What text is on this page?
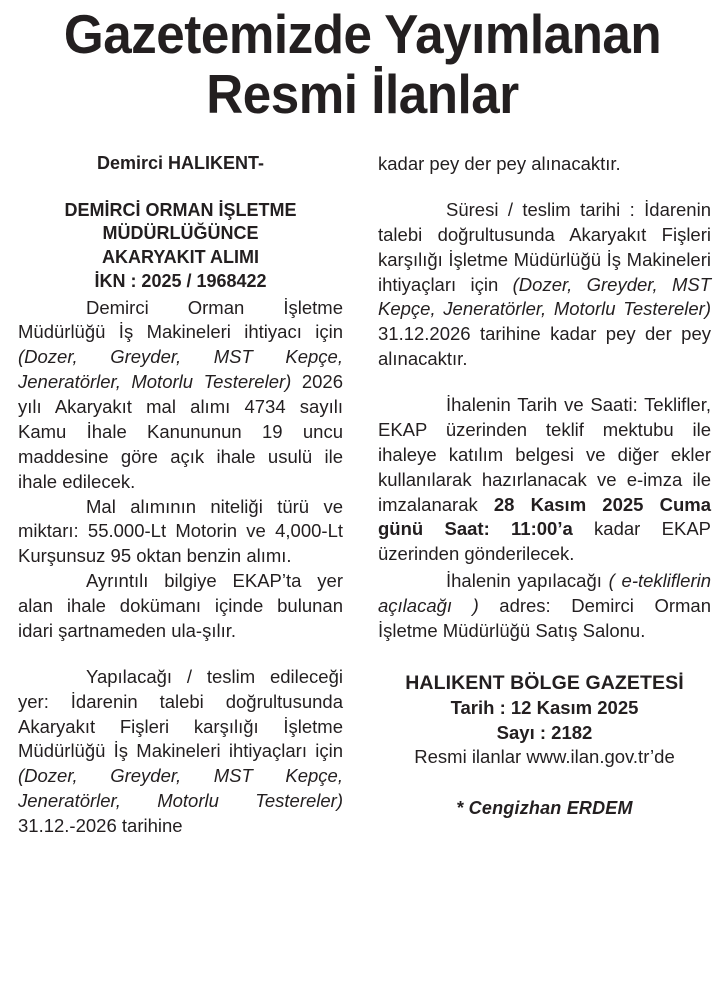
Gazetemizde Yayımlanan
Resmi İlanlar
Demirci HALIKENT-
DEMİRCİ ORMAN İŞLETME
MÜDÜRLÜĞÜNCE
AKARYAKIT ALIMI
İKN : 2025 / 1968422

Demirci Orman İşletme Müdürlüğü İş Makineleri ihtiyacı için (Dozer, Greyder, MST Kepçe, Jeneratörler, Motorlu Testereler) 2026 yılı Akaryakıt mal alımı 4734 sayılı Kamu İhale Kanununun 19 uncu maddesine göre açık ihale usulü ile ihale edilecek.

Mal alımının niteliği türü ve miktarı: 55.000-Lt Motorin ve 4,000-Lt Kurşunsuz 95 oktan benzin alımı.

Ayrıntılı bilgiye EKAP’ta yer alan ihale dokümanı içinde bulunan idari şartnameden ula-şılır.

Yapılacağı / teslim edileceği yer: İdarenin talebi doğrultusunda Akaryakıt Fişleri karşılığı İşletme Müdürlüğü İş Makineleri ihtiyaçları için (Dozer, Greyder, MST Kepçe, Jeneratörler, Motorlu Testereler) 31.12.-2026 tarihine

kadar pey der pey alınacaktır.

Süresi / teslim tarihi : İdarenin talebi doğrultusunda Akaryakıt Fişleri karşılığı İşletme Müdürlüğü İş Makineleri ihtiyaçları için (Dozer, Greyder, MST Kepçe, Jeneratörler, Motorlu Testereler) 31.12.2026 tarihine kadar pey der pey alınacaktır.

İhalenin Tarih ve Saati: Teklifler, EKAP üzerinden teklif mektubu ile ihaleye katılım belgesi ve diğer ekler kullanılarak hazırlanacak ve e-imza ile imzalanarak 28 Kasım 2025 Cuma günü Saat: 11:00’a kadar EKAP üzerinden gönderilecek.

İhalenin yapılacağı ( e-tekliflerin açılacağı ) adres: Demirci Orman İşletme Müdürlüğü Satış Salonu.

HALIKENT BÖLGE GAZETESİ
Tarih : 12 Kasım 2025
Sayı : 2182
Resmi ilanlar www.ilan.gov.tr’de
* Cengizhan ERDEM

-*-

**DESCRIPTION OF THE TASK:** Gather and return every line that holds the string "Dozer".

**REPLY:**
Demirci Orman İşletme Müdürlüğü İş Makineleri ihtiyacı için (Dozer, Greyder, MST Kepçe, Jeneratörler, Motorlu Testereler) 2026 yılı Akaryakıt mal alımı 4734 sayılı Kamu İhale Kanununun 19 uncu maddesine göre açık ihale usulü ile ihale edilecek.
Yapılacağı / teslim edileceği yer: İdarenin talebi doğrultusunda Akaryakıt Fişleri karşılığı İşletme Müdürlüğü İş Makineleri ihtiyaçları için (Dozer, Greyder, MST Kepçe, Jeneratörler, Motorlu Testereler) 31.12.-2026 tarihine
Süresi / teslim tarihi : İdarenin talebi doğrultusunda Akaryakıt Fişleri karşılığı İşletme Müdürlüğü İş Makineleri ihtiyaçları için (Dozer, Greyder, MST Kepçe, Jeneratörler, Motorlu Testereler) 31.12.2026 tarihine kadar pey der pey alınacaktır.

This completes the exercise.